## PROBLEM STATEMENT
Restate the full set of records exactly, word for word.
# START OF RECORDS SUPPLIED
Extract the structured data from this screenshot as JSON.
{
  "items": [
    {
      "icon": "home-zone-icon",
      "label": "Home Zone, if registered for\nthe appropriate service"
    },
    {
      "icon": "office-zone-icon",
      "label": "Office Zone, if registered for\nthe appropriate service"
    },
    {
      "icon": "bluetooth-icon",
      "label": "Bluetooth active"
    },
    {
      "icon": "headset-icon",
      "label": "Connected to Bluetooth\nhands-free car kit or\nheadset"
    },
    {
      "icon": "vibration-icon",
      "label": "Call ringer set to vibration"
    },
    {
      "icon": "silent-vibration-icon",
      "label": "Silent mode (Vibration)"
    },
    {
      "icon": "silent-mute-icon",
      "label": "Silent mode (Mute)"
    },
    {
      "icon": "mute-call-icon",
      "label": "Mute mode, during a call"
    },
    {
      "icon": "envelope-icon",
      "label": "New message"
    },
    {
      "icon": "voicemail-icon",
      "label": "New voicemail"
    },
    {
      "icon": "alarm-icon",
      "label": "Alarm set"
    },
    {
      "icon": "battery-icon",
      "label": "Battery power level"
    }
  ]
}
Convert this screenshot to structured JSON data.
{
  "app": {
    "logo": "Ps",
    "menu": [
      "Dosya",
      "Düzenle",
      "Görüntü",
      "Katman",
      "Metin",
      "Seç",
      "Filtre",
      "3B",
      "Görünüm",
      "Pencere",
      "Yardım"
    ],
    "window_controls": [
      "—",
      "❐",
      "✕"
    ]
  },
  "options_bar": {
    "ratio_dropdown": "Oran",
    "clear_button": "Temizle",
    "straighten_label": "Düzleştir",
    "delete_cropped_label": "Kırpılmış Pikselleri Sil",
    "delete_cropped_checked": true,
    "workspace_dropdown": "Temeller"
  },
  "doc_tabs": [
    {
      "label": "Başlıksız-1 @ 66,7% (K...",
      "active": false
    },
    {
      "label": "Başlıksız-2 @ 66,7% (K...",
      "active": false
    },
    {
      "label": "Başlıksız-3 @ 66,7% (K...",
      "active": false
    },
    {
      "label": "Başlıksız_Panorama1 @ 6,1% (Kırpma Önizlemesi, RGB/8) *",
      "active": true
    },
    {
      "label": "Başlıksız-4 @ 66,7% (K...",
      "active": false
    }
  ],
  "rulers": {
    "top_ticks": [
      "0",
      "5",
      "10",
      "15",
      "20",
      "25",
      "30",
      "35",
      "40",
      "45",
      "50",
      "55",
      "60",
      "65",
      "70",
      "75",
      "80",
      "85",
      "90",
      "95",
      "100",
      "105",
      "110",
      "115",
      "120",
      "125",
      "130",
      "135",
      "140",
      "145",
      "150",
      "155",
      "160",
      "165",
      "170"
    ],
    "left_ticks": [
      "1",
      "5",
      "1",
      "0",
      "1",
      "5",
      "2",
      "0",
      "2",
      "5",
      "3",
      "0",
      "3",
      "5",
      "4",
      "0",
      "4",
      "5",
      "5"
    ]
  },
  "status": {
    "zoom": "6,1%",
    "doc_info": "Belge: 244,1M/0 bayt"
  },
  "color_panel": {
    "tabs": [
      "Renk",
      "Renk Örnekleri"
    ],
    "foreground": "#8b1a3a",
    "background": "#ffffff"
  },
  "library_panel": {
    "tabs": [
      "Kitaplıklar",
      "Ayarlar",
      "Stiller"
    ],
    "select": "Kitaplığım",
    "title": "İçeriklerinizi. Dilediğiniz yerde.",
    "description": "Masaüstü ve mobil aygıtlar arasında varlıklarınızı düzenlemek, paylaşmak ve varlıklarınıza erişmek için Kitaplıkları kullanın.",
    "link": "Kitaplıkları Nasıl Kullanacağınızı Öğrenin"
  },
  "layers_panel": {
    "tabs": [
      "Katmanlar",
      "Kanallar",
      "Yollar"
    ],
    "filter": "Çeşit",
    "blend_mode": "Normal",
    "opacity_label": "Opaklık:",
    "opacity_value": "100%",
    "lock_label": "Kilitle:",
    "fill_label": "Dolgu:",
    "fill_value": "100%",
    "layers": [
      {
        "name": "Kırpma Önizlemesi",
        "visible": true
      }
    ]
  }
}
# END OF RECORDS SUPPLIED
## COMPLETE RESPONSE
Extract the structured data from this screenshot as JSON.
{
  "items": [
    {
      "icon": "home-zone-icon",
      "label": "Home Zone, if registered for\nthe appropriate service"
    },
    {
      "icon": "office-zone-icon",
      "label": "Office Zone, if registered for\nthe appropriate service"
    },
    {
      "icon": "bluetooth-icon",
      "label": "Bluetooth active"
    },
    {
      "icon": "headset-icon",
      "label": "Connected to Bluetooth\nhands-free car kit or\nheadset"
    },
    {
      "icon": "vibration-icon",
      "label": "Call ringer set to vibration"
    },
    {
      "icon": "silent-vibration-icon",
      "label": "Silent mode (Vibration)"
    },
    {
      "icon": "silent-mute-icon",
      "label": "Silent mode (Mute)"
    },
    {
      "icon": "mute-call-icon",
      "label": "Mute mode, during a call"
    },
    {
      "icon": "envelope-icon",
      "label": "New message"
    },
    {
      "icon": "voicemail-icon",
      "label": "New voicemail"
    },
    {
      "icon": "alarm-icon",
      "label": "Alarm set"
    },
    {
      "icon": "battery-icon",
      "label": "Battery power level"
    }
  ]
}
Convert this screenshot to structured JSON data.
{
  "app": {
    "logo": "Ps",
    "menu": [
      "Dosya",
      "Düzenle",
      "Görüntü",
      "Katman",
      "Metin",
      "Seç",
      "Filtre",
      "3B",
      "Görünüm",
      "Pencere",
      "Yardım"
    ],
    "window_controls": [
      "—",
      "❐",
      "✕"
    ]
  },
  "options_bar": {
    "ratio_dropdown": "Oran",
    "clear_button": "Temizle",
    "straighten_label": "Düzleştir",
    "delete_cropped_label": "Kırpılmış Pikselleri Sil",
    "delete_cropped_checked": true,
    "workspace_dropdown": "Temeller"
  },
  "doc_tabs": [
    {
      "label": "Başlıksız-1 @ 66,7% (K...",
      "active": false
    },
    {
      "label": "Başlıksız-2 @ 66,7% (K...",
      "active": false
    },
    {
      "label": "Başlıksız-3 @ 66,7% (K...",
      "active": false
    },
    {
      "label": "Başlıksız_Panorama1 @ 6,1% (Kırpma Önizlemesi, RGB/8) *",
      "active": true
    },
    {
      "label": "Başlıksız-4 @ 66,7% (K...",
      "active": false
    }
  ],
  "rulers": {
    "top_ticks": [
      "0",
      "5",
      "10",
      "15",
      "20",
      "25",
      "30",
      "35",
      "40",
      "45",
      "50",
      "55",
      "60",
      "65",
      "70",
      "75",
      "80",
      "85",
      "90",
      "95",
      "100",
      "105",
      "110",
      "115",
      "120",
      "125",
      "130",
      "135",
      "140",
      "145",
      "150",
      "155",
      "160",
      "165",
      "170"
    ],
    "left_ticks": [
      "1",
      "5",
      "1",
      "0",
      "1",
      "5",
      "2",
      "0",
      "2",
      "5",
      "3",
      "0",
      "3",
      "5",
      "4",
      "0",
      "4",
      "5",
      "5"
    ]
  },
  "status": {
    "zoom": "6,1%",
    "doc_info": "Belge: 244,1M/0 bayt"
  },
  "color_panel": {
    "tabs": [
      "Renk",
      "Renk Örnekleri"
    ],
    "foreground": "#8b1a3a",
    "background": "#ffffff"
  },
  "library_panel": {
    "tabs": [
      "Kitaplıklar",
      "Ayarlar",
      "Stiller"
    ],
    "select": "Kitaplığım",
    "title": "İçeriklerinizi. Dilediğiniz yerde.",
    "description": "Masaüstü ve mobil aygıtlar arasında varlıklarınızı düzenlemek, paylaşmak ve varlıklarınıza erişmek için Kitaplıkları kullanın.",
    "link": "Kitaplıkları Nasıl Kullanacağınızı Öğrenin"
  },
  "layers_panel": {
    "tabs": [
      "Katmanlar",
      "Kanallar",
      "Yollar"
    ],
    "filter": "Çeşit",
    "blend_mode": "Normal",
    "opacity_label": "Opaklık:",
    "opacity_value": "100%",
    "lock_label": "Kilitle:",
    "fill_label": "Dolgu:",
    "fill_value": "100%",
    "layers": [
      {
        "name": "Kırpma Önizlemesi",
        "visible": true
      }
    ]
  }
}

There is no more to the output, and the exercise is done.